**What the task requires**
The line containing "What text is on this page?" and every line after it, through the last, are to be extracted exactly; no other lines belong in the answer.

**Recorded information**
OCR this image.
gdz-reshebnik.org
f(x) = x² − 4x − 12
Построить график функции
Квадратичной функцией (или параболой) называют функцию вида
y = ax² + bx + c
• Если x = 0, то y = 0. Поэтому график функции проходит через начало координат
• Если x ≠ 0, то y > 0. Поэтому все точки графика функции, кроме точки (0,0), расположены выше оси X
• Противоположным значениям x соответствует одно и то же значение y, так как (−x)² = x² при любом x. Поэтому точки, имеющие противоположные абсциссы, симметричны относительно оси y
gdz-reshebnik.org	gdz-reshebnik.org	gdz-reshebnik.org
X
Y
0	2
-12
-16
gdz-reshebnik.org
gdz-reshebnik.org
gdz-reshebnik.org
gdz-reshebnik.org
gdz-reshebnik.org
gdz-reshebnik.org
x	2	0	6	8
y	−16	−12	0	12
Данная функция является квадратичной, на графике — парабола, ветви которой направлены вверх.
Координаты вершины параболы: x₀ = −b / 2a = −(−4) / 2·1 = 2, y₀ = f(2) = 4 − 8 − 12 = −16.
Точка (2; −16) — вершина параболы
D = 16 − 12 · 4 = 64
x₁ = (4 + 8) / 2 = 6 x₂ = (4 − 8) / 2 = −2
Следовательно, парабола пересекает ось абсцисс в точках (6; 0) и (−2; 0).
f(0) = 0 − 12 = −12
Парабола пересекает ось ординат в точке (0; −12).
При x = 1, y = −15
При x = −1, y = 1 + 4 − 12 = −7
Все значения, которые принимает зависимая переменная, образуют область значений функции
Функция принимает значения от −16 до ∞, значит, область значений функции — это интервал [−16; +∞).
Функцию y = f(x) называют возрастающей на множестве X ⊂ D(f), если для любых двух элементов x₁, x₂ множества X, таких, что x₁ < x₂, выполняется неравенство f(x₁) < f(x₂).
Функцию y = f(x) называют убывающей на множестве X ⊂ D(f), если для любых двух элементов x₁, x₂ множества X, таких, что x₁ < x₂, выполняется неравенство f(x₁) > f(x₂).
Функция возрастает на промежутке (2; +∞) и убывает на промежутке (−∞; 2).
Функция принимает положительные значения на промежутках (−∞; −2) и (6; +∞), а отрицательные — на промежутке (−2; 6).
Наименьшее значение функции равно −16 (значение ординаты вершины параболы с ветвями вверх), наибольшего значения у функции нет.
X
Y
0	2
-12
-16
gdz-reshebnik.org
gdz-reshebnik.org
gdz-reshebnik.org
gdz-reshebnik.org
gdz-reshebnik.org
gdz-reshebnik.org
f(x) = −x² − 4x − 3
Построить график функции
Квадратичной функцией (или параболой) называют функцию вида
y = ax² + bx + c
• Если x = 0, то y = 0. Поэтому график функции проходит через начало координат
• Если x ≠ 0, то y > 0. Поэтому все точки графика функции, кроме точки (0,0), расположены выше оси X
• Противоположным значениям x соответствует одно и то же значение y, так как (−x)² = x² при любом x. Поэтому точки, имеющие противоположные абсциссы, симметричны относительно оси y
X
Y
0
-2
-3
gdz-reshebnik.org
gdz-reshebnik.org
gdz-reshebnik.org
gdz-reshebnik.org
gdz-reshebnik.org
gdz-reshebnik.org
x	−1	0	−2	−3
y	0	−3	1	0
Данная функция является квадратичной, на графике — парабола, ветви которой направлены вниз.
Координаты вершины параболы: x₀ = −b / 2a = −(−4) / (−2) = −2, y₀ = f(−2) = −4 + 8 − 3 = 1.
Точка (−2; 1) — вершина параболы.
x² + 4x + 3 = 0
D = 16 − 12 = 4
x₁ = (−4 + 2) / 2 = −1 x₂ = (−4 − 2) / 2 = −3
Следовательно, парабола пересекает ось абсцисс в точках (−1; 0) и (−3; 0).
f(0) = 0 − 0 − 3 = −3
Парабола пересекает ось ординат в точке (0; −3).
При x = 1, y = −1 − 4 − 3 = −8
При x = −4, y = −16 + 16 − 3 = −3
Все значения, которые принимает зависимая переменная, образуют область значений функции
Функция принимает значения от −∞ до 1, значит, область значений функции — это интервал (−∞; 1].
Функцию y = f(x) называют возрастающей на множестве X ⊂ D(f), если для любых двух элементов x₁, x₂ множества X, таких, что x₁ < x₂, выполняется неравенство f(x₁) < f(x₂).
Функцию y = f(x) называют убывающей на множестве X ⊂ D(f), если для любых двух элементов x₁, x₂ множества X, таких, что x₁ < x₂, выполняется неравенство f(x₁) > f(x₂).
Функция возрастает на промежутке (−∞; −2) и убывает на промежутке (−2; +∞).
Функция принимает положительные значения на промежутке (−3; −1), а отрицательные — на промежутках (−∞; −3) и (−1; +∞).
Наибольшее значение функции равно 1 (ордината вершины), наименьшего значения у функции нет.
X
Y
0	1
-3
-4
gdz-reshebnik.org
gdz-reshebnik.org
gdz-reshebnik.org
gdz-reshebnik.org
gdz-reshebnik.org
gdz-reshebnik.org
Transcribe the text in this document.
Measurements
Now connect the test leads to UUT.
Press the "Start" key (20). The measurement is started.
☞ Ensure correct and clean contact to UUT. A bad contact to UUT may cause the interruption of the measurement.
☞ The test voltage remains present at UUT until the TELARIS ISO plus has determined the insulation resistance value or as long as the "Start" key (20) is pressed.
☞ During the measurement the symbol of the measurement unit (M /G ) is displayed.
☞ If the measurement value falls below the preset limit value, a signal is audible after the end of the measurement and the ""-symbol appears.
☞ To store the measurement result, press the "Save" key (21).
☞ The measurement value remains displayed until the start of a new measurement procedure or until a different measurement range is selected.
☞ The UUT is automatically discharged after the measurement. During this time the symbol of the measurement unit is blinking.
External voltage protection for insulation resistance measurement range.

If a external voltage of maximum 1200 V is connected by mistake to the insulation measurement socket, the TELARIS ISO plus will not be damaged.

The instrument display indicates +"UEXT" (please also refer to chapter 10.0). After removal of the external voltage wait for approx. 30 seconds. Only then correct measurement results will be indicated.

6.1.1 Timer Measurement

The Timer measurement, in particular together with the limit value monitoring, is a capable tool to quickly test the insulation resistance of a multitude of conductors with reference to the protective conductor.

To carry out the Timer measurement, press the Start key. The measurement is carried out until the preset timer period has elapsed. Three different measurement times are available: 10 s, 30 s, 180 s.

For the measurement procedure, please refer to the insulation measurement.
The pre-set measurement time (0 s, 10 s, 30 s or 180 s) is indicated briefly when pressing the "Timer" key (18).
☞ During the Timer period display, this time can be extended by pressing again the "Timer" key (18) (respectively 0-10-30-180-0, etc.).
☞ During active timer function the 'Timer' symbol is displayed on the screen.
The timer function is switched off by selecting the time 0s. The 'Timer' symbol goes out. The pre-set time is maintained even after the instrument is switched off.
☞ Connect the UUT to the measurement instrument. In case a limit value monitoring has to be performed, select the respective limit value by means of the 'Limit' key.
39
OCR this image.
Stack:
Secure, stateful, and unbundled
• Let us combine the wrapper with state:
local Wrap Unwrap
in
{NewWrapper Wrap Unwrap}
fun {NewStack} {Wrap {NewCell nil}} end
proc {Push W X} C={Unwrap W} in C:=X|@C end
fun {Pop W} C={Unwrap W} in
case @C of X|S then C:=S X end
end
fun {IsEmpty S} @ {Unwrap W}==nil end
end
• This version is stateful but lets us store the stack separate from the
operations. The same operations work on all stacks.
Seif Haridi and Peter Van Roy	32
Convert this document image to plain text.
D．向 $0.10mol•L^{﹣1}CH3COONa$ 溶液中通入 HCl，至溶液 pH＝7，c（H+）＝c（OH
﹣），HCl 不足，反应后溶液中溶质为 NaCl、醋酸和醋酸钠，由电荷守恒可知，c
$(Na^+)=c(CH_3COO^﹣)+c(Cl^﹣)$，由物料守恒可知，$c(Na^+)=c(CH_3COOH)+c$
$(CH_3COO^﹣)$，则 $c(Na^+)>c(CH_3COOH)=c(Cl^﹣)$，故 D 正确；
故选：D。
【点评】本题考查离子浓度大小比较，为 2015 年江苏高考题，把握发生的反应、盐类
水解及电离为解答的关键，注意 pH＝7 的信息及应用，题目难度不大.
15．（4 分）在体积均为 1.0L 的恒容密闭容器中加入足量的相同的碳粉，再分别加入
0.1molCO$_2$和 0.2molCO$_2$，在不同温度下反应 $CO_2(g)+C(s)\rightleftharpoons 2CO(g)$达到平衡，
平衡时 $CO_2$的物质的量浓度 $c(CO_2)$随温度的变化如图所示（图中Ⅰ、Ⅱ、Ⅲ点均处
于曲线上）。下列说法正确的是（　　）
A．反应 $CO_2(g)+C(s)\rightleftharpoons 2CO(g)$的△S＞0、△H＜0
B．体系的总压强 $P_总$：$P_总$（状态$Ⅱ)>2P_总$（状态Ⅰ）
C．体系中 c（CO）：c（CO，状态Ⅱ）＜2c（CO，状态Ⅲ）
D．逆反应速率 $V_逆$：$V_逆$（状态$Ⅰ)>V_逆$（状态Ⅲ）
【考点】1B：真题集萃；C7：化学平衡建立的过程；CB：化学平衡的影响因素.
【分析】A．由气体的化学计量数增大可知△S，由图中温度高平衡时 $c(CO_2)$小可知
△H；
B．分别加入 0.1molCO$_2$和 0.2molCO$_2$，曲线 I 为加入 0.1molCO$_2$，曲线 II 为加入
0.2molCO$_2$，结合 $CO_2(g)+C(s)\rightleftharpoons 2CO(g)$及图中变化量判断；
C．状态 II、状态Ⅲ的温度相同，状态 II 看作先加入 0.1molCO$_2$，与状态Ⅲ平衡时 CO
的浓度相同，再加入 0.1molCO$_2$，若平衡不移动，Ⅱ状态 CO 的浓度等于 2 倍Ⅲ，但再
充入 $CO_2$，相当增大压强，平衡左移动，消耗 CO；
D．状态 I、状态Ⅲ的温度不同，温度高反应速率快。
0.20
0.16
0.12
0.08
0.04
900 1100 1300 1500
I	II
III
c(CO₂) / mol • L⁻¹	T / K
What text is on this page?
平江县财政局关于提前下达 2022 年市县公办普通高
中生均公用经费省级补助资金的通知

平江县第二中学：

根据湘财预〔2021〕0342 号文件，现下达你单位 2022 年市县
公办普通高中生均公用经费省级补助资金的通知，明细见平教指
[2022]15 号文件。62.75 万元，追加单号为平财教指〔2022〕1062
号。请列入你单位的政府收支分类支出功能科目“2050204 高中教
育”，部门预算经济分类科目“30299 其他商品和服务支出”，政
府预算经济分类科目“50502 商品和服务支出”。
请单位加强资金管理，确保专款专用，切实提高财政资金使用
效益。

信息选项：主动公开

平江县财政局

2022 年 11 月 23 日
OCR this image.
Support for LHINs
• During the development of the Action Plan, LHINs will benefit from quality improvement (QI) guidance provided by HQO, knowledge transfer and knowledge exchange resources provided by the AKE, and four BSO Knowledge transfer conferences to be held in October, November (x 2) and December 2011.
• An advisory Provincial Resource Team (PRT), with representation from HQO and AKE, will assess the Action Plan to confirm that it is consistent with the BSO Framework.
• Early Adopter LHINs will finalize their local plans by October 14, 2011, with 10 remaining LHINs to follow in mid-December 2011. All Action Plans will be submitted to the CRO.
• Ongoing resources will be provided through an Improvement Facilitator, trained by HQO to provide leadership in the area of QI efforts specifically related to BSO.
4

**Task answer**
What text is on this page?
平江县财政局关于提前下达 2022 年市县公办普通高
中生均公用经费省级补助资金的通知

平江县第二中学：

根据湘财预〔2021〕0342 号文件，现下达你单位 2022 年市县
公办普通高中生均公用经费省级补助资金的通知，明细见平教指
[2022]15 号文件。62.75 万元，追加单号为平财教指〔2022〕1062
号。请列入你单位的政府收支分类支出功能科目“2050204 高中教
育”，部门预算经济分类科目“30299 其他商品和服务支出”，政
府预算经济分类科目“50502 商品和服务支出”。
请单位加强资金管理，确保专款专用，切实提高财政资金使用
效益。

信息选项：主动公开

平江县财政局

2022 年 11 月 23 日
OCR this image.
Support for LHINs
• During the development of the Action Plan, LHINs will benefit from quality improvement (QI) guidance provided by HQO, knowledge transfer and knowledge exchange resources provided by the AKE, and four BSO Knowledge transfer conferences to be held in October, November (x 2) and December 2011.
• An advisory Provincial Resource Team (PRT), with representation from HQO and AKE, will assess the Action Plan to confirm that it is consistent with the BSO Framework.
• Early Adopter LHINs will finalize their local plans by October 14, 2011, with 10 remaining LHINs to follow in mid-December 2011. All Action Plans will be submitted to the CRO.
• Ongoing resources will be provided through an Improvement Facilitator, trained by HQO to provide leadership in the area of QI efforts specifically related to BSO.
4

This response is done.